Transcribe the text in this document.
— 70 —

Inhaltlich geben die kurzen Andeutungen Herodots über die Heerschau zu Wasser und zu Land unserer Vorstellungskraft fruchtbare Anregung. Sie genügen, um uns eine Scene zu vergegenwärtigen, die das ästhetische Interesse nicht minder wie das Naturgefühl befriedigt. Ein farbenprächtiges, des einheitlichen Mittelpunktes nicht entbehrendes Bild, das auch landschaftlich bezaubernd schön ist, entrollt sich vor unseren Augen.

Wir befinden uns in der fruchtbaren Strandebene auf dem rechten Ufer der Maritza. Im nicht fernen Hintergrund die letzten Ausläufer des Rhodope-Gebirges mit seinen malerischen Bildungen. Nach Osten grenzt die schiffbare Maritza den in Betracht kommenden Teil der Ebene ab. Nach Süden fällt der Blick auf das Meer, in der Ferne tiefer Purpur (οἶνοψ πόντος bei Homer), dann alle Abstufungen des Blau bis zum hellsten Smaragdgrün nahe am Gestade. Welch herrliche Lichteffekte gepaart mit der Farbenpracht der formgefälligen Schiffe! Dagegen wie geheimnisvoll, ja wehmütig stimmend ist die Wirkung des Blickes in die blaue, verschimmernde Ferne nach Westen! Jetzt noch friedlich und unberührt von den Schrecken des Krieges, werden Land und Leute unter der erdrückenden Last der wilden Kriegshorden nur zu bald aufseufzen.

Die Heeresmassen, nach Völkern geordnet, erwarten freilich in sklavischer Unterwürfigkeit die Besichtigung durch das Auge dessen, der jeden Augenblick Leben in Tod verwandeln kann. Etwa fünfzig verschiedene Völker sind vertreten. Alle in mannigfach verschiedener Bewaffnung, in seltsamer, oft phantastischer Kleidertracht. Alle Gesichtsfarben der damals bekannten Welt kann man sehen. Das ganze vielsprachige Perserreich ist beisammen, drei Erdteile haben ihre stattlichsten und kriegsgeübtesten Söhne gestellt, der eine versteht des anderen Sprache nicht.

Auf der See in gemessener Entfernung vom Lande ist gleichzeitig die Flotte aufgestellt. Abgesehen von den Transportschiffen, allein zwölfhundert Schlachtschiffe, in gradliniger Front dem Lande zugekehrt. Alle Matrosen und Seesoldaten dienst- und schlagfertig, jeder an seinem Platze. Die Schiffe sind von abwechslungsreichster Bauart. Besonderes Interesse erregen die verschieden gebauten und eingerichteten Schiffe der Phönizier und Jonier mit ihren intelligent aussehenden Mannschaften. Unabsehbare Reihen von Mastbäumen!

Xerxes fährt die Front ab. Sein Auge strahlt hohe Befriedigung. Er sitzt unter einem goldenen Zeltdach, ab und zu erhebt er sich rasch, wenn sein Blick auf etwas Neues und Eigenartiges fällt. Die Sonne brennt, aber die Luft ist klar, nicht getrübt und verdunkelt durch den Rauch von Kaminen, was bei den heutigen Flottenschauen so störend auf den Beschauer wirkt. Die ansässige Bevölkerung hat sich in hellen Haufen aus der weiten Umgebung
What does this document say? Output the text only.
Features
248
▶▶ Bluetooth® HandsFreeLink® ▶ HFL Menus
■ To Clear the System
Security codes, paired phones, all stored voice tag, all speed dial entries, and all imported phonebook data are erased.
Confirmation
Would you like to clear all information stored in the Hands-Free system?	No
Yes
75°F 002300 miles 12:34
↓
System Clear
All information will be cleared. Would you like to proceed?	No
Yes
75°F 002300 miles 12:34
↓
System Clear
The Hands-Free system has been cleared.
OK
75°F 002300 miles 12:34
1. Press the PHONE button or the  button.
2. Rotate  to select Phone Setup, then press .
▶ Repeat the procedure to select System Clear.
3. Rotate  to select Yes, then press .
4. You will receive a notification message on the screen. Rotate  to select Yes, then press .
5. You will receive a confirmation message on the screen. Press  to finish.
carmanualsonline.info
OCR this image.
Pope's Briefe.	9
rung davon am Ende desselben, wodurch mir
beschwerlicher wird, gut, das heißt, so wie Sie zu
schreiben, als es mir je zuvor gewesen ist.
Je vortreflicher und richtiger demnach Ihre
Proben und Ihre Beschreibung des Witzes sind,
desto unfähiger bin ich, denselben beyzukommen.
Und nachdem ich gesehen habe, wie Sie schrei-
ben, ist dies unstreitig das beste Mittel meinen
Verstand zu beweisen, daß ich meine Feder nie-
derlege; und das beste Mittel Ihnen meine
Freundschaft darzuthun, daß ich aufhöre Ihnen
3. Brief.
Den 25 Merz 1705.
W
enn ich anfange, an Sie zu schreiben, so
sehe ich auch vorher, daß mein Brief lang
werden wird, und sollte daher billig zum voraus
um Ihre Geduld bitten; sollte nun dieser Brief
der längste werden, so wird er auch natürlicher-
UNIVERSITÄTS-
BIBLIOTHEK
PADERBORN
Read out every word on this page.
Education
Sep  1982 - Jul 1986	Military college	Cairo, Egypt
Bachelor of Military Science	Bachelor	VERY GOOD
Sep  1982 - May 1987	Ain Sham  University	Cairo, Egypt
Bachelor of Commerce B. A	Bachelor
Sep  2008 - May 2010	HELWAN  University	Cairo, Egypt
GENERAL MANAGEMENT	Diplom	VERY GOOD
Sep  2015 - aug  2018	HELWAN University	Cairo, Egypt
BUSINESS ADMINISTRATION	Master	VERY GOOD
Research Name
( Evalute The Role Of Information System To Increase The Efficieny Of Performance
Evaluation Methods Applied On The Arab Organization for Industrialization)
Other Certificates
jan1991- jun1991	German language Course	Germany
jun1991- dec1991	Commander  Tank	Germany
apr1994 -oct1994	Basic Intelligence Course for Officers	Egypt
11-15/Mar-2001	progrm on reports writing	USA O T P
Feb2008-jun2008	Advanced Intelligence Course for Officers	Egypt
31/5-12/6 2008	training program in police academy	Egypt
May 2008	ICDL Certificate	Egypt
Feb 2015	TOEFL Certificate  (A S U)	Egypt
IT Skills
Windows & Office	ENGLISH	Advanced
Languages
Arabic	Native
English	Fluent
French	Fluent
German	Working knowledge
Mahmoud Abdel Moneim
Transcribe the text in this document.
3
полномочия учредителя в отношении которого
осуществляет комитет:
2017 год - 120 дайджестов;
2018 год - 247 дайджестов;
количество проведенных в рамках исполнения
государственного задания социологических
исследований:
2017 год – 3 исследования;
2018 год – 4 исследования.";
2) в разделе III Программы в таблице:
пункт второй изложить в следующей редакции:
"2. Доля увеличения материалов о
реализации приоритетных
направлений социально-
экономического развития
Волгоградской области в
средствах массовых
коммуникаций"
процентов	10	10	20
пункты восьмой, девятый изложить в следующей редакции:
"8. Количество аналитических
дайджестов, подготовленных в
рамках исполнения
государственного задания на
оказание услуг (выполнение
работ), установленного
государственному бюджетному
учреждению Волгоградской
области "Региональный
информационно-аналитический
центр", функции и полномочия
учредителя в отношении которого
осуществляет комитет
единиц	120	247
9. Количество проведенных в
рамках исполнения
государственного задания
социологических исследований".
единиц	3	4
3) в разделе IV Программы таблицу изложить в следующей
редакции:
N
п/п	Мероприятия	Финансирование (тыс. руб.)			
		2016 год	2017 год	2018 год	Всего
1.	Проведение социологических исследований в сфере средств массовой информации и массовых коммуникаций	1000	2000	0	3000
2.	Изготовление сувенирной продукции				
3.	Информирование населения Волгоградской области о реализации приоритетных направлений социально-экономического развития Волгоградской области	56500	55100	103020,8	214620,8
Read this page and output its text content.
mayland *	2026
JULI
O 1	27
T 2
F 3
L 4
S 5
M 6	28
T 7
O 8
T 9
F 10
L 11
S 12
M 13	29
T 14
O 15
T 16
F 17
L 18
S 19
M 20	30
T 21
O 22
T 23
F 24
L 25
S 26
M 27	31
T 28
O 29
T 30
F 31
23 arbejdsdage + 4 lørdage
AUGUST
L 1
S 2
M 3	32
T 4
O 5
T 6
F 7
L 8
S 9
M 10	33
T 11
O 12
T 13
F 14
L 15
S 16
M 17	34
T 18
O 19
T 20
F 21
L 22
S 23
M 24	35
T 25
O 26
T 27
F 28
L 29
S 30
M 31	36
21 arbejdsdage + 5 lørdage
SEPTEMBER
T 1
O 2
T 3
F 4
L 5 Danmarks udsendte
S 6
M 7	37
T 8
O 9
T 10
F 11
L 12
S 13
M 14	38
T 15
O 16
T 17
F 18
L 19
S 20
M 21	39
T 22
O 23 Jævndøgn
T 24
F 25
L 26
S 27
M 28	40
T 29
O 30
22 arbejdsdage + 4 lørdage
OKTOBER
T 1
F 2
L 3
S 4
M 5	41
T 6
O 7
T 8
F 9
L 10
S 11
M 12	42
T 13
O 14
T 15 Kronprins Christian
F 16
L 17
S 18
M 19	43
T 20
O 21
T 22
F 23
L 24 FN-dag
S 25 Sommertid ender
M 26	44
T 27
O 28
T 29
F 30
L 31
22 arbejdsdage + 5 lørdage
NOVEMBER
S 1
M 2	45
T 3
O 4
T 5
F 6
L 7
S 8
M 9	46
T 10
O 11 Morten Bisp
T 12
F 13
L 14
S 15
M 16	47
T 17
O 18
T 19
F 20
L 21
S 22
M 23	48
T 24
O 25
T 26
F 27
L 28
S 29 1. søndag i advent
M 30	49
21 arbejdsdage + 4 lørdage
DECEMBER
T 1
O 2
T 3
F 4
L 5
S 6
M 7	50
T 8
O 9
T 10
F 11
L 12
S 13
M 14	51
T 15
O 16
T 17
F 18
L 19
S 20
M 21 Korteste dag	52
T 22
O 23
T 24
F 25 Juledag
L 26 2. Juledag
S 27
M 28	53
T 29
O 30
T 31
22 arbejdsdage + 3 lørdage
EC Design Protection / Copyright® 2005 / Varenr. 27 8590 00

--- --- ---

### EXERCISE DIRECTIONS
Determine how many lines of the data contain the word "will", and reply with that number only.

### THE OUTPUT
3